--- Input ---
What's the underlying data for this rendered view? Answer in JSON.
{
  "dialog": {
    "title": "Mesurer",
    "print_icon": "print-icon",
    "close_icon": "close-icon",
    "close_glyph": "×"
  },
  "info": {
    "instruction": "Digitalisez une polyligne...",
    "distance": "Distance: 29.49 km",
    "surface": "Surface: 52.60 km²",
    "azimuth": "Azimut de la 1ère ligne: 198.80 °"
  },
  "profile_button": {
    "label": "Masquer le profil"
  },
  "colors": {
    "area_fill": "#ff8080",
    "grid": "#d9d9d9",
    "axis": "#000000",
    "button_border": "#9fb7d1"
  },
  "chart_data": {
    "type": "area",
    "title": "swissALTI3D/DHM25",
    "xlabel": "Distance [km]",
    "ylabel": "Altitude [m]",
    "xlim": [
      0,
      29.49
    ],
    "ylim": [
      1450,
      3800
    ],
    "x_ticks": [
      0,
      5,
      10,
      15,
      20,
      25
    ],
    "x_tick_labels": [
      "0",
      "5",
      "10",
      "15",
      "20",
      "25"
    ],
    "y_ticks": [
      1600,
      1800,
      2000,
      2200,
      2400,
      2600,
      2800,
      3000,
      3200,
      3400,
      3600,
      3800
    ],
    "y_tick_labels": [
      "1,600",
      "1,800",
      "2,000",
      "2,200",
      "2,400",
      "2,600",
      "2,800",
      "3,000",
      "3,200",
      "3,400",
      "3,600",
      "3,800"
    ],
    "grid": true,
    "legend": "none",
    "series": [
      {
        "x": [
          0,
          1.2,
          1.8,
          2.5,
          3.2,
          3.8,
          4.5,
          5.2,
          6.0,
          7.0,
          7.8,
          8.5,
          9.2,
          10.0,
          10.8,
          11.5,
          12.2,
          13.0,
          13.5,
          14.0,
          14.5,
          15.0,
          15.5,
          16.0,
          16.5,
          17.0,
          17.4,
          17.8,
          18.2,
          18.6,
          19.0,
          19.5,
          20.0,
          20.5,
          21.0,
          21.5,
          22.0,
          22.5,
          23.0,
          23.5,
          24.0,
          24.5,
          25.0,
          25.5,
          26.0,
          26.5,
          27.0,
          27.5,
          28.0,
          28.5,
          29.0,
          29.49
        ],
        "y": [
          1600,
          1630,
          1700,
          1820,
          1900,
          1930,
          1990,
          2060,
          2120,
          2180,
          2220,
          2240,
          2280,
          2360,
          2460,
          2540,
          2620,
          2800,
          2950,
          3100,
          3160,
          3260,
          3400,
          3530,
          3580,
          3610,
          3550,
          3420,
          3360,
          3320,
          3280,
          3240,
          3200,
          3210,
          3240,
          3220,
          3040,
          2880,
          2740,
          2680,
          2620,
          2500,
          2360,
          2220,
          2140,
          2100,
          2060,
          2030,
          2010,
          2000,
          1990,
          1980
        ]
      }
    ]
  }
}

--- Goal of the exercise ---
All of the data shown above must be copied exactly.

--- Output of the exercise ---
What's the underlying data for this rendered view? Answer in JSON.
{
  "dialog": {
    "title": "Mesurer",
    "print_icon": "print-icon",
    "close_icon": "close-icon",
    "close_glyph": "×"
  },
  "info": {
    "instruction": "Digitalisez une polyligne...",
    "distance": "Distance: 29.49 km",
    "surface": "Surface: 52.60 km²",
    "azimuth": "Azimut de la 1ère ligne: 198.80 °"
  },
  "profile_button": {
    "label": "Masquer le profil"
  },
  "colors": {
    "area_fill": "#ff8080",
    "grid": "#d9d9d9",
    "axis": "#000000",
    "button_border": "#9fb7d1"
  },
  "chart_data": {
    "type": "area",
    "title": "swissALTI3D/DHM25",
    "xlabel": "Distance [km]",
    "ylabel": "Altitude [m]",
    "xlim": [
      0,
      29.49
    ],
    "ylim": [
      1450,
      3800
    ],
    "x_ticks": [
      0,
      5,
      10,
      15,
      20,
      25
    ],
    "x_tick_labels": [
      "0",
      "5",
      "10",
      "15",
      "20",
      "25"
    ],
    "y_ticks": [
      1600,
      1800,
      2000,
      2200,
      2400,
      2600,
      2800,
      3000,
      3200,
      3400,
      3600,
      3800
    ],
    "y_tick_labels": [
      "1,600",
      "1,800",
      "2,000",
      "2,200",
      "2,400",
      "2,600",
      "2,800",
      "3,000",
      "3,200",
      "3,400",
      "3,600",
      "3,800"
    ],
    "grid": true,
    "legend": "none",
    "series": [
      {
        "x": [
          0,
          1.2,
          1.8,
          2.5,
          3.2,
          3.8,
          4.5,
          5.2,
          6.0,
          7.0,
          7.8,
          8.5,
          9.2,
          10.0,
          10.8,
          11.5,
          12.2,
          13.0,
          13.5,
          14.0,
          14.5,
          15.0,
          15.5,
          16.0,
          16.5,
          17.0,
          17.4,
          17.8,
          18.2,
          18.6,
          19.0,
          19.5,
          20.0,
          20.5,
          21.0,
          21.5,
          22.0,
          22.5,
          23.0,
          23.5,
          24.0,
          24.5,
          25.0,
          25.5,
          26.0,
          26.5,
          27.0,
          27.5,
          28.0,
          28.5,
          29.0,
          29.49
        ],
        "y": [
          1600,
          1630,
          1700,
          1820,
          1900,
          1930,
          1990,
          2060,
          2120,
          2180,
          2220,
          2240,
          2280,
          2360,
          2460,
          2540,
          2620,
          2800,
          2950,
          3100,
          3160,
          3260,
          3400,
          3530,
          3580,
          3610,
          3550,
          3420,
          3360,
          3320,
          3280,
          3240,
          3200,
          3210,
          3240,
          3220,
          3040,
          2880,
          2740,
          2680,
          2620,
          2500,
          2360,
          2220,
          2140,
          2100,
          2060,
          2030,
          2010,
          2000,
          1990,
          1980
        ]
      }
    ]
  }
}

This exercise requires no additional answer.